%%

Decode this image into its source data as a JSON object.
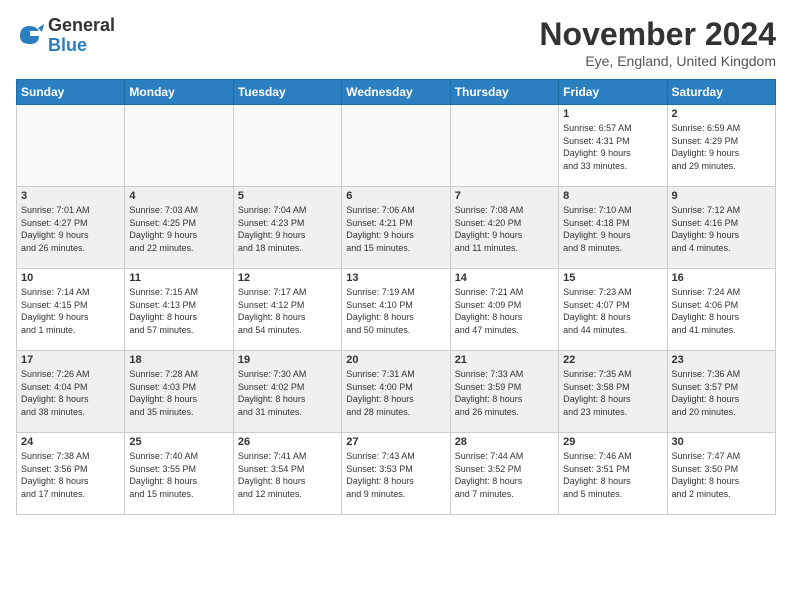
{
  "logo": {
    "general": "General",
    "blue": "Blue"
  },
  "header": {
    "month": "November 2024",
    "location": "Eye, England, United Kingdom"
  },
  "weekdays": [
    "Sunday",
    "Monday",
    "Tuesday",
    "Wednesday",
    "Thursday",
    "Friday",
    "Saturday"
  ],
  "weeks": [
    [
      {
        "day": "",
        "info": ""
      },
      {
        "day": "",
        "info": ""
      },
      {
        "day": "",
        "info": ""
      },
      {
        "day": "",
        "info": ""
      },
      {
        "day": "",
        "info": ""
      },
      {
        "day": "1",
        "info": "Sunrise: 6:57 AM\nSunset: 4:31 PM\nDaylight: 9 hours\nand 33 minutes."
      },
      {
        "day": "2",
        "info": "Sunrise: 6:59 AM\nSunset: 4:29 PM\nDaylight: 9 hours\nand 29 minutes."
      }
    ],
    [
      {
        "day": "3",
        "info": "Sunrise: 7:01 AM\nSunset: 4:27 PM\nDaylight: 9 hours\nand 26 minutes."
      },
      {
        "day": "4",
        "info": "Sunrise: 7:03 AM\nSunset: 4:25 PM\nDaylight: 9 hours\nand 22 minutes."
      },
      {
        "day": "5",
        "info": "Sunrise: 7:04 AM\nSunset: 4:23 PM\nDaylight: 9 hours\nand 18 minutes."
      },
      {
        "day": "6",
        "info": "Sunrise: 7:06 AM\nSunset: 4:21 PM\nDaylight: 9 hours\nand 15 minutes."
      },
      {
        "day": "7",
        "info": "Sunrise: 7:08 AM\nSunset: 4:20 PM\nDaylight: 9 hours\nand 11 minutes."
      },
      {
        "day": "8",
        "info": "Sunrise: 7:10 AM\nSunset: 4:18 PM\nDaylight: 9 hours\nand 8 minutes."
      },
      {
        "day": "9",
        "info": "Sunrise: 7:12 AM\nSunset: 4:16 PM\nDaylight: 9 hours\nand 4 minutes."
      }
    ],
    [
      {
        "day": "10",
        "info": "Sunrise: 7:14 AM\nSunset: 4:15 PM\nDaylight: 9 hours\nand 1 minute."
      },
      {
        "day": "11",
        "info": "Sunrise: 7:15 AM\nSunset: 4:13 PM\nDaylight: 8 hours\nand 57 minutes."
      },
      {
        "day": "12",
        "info": "Sunrise: 7:17 AM\nSunset: 4:12 PM\nDaylight: 8 hours\nand 54 minutes."
      },
      {
        "day": "13",
        "info": "Sunrise: 7:19 AM\nSunset: 4:10 PM\nDaylight: 8 hours\nand 50 minutes."
      },
      {
        "day": "14",
        "info": "Sunrise: 7:21 AM\nSunset: 4:09 PM\nDaylight: 8 hours\nand 47 minutes."
      },
      {
        "day": "15",
        "info": "Sunrise: 7:23 AM\nSunset: 4:07 PM\nDaylight: 8 hours\nand 44 minutes."
      },
      {
        "day": "16",
        "info": "Sunrise: 7:24 AM\nSunset: 4:06 PM\nDaylight: 8 hours\nand 41 minutes."
      }
    ],
    [
      {
        "day": "17",
        "info": "Sunrise: 7:26 AM\nSunset: 4:04 PM\nDaylight: 8 hours\nand 38 minutes."
      },
      {
        "day": "18",
        "info": "Sunrise: 7:28 AM\nSunset: 4:03 PM\nDaylight: 8 hours\nand 35 minutes."
      },
      {
        "day": "19",
        "info": "Sunrise: 7:30 AM\nSunset: 4:02 PM\nDaylight: 8 hours\nand 31 minutes."
      },
      {
        "day": "20",
        "info": "Sunrise: 7:31 AM\nSunset: 4:00 PM\nDaylight: 8 hours\nand 28 minutes."
      },
      {
        "day": "21",
        "info": "Sunrise: 7:33 AM\nSunset: 3:59 PM\nDaylight: 8 hours\nand 26 minutes."
      },
      {
        "day": "22",
        "info": "Sunrise: 7:35 AM\nSunset: 3:58 PM\nDaylight: 8 hours\nand 23 minutes."
      },
      {
        "day": "23",
        "info": "Sunrise: 7:36 AM\nSunset: 3:57 PM\nDaylight: 8 hours\nand 20 minutes."
      }
    ],
    [
      {
        "day": "24",
        "info": "Sunrise: 7:38 AM\nSunset: 3:56 PM\nDaylight: 8 hours\nand 17 minutes."
      },
      {
        "day": "25",
        "info": "Sunrise: 7:40 AM\nSunset: 3:55 PM\nDaylight: 8 hours\nand 15 minutes."
      },
      {
        "day": "26",
        "info": "Sunrise: 7:41 AM\nSunset: 3:54 PM\nDaylight: 8 hours\nand 12 minutes."
      },
      {
        "day": "27",
        "info": "Sunrise: 7:43 AM\nSunset: 3:53 PM\nDaylight: 8 hours\nand 9 minutes."
      },
      {
        "day": "28",
        "info": "Sunrise: 7:44 AM\nSunset: 3:52 PM\nDaylight: 8 hours\nand 7 minutes."
      },
      {
        "day": "29",
        "info": "Sunrise: 7:46 AM\nSunset: 3:51 PM\nDaylight: 8 hours\nand 5 minutes."
      },
      {
        "day": "30",
        "info": "Sunrise: 7:47 AM\nSunset: 3:50 PM\nDaylight: 8 hours\nand 2 minutes."
      }
    ]
  ]
}
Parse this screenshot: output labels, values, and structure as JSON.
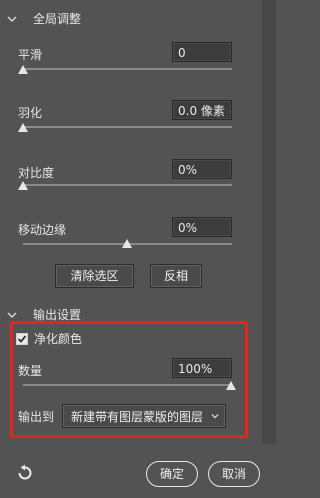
{
  "global_adjust": {
    "title": "全局调整",
    "smooth": {
      "label": "平滑",
      "value": "0",
      "level": 0
    },
    "feather": {
      "label": "羽化",
      "value": "0.0 像素",
      "level": 0
    },
    "contrast": {
      "label": "对比度",
      "value": "0%",
      "level": 0
    },
    "shift_edge": {
      "label": "移动边缘",
      "value": "0%",
      "level": 0.5
    },
    "clear_selection_label": "清除选区",
    "invert_label": "反相"
  },
  "output": {
    "title": "输出设置",
    "decontaminate": {
      "label": "净化颜色",
      "checked": true
    },
    "amount": {
      "label": "数量",
      "value": "100%",
      "level": 1
    },
    "output_to": {
      "label": "输出到",
      "selected": "新建带有图层蒙版的图层"
    }
  },
  "footer": {
    "ok_label": "确定",
    "cancel_label": "取消"
  },
  "colors": {
    "panel_bg": "#535353",
    "highlight": "#e8231f"
  },
  "icons": {
    "chevron": "chevron-down-icon",
    "reset": "reset-arrow-icon",
    "check": "checkmark-icon",
    "dropdown": "chevron-down-icon"
  }
}
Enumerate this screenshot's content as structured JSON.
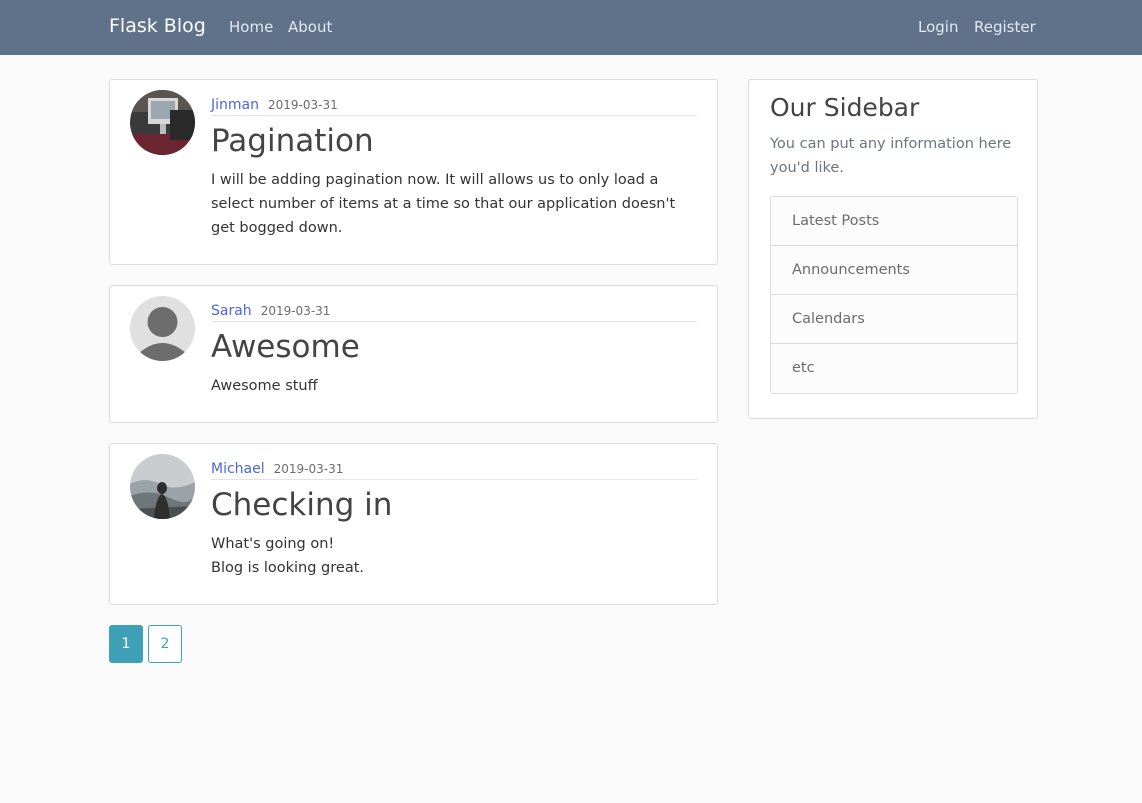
{
  "navbar": {
    "brand": "Flask Blog",
    "left_links": [
      "Home",
      "About"
    ],
    "right_links": [
      "Login",
      "Register"
    ]
  },
  "posts": [
    {
      "author": "Jinman",
      "date": "2019-03-31",
      "title": "Pagination",
      "content": [
        "I will be adding pagination now. It will allows us to only load a select number of items at a time so that our application doesn't get bogged down."
      ],
      "avatar_icon": "photo-avatar-icon"
    },
    {
      "author": "Sarah",
      "date": "2019-03-31",
      "title": "Awesome",
      "content": [
        "Awesome stuff"
      ],
      "avatar_icon": "default-user-avatar-icon"
    },
    {
      "author": "Michael",
      "date": "2019-03-31",
      "title": "Checking in",
      "content": [
        "What's going on!",
        "Blog is looking great."
      ],
      "avatar_icon": "landscape-avatar-icon"
    }
  ],
  "pagination": {
    "pages": [
      "1",
      "2"
    ],
    "current": "1"
  },
  "sidebar": {
    "title": "Our Sidebar",
    "text": "You can put any information here you'd like.",
    "items": [
      "Latest Posts",
      "Announcements",
      "Calendars",
      "etc"
    ]
  },
  "colors": {
    "navbar": "#5f728a",
    "accent": "#3fa1b7",
    "author_link": "#4a67d6"
  }
}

%%

Work required >> Return all lines of the material above in which the word "Blog" occurs.

Finished exercise >>
    "brand": "Flask Blog",
        "Blog is looking great."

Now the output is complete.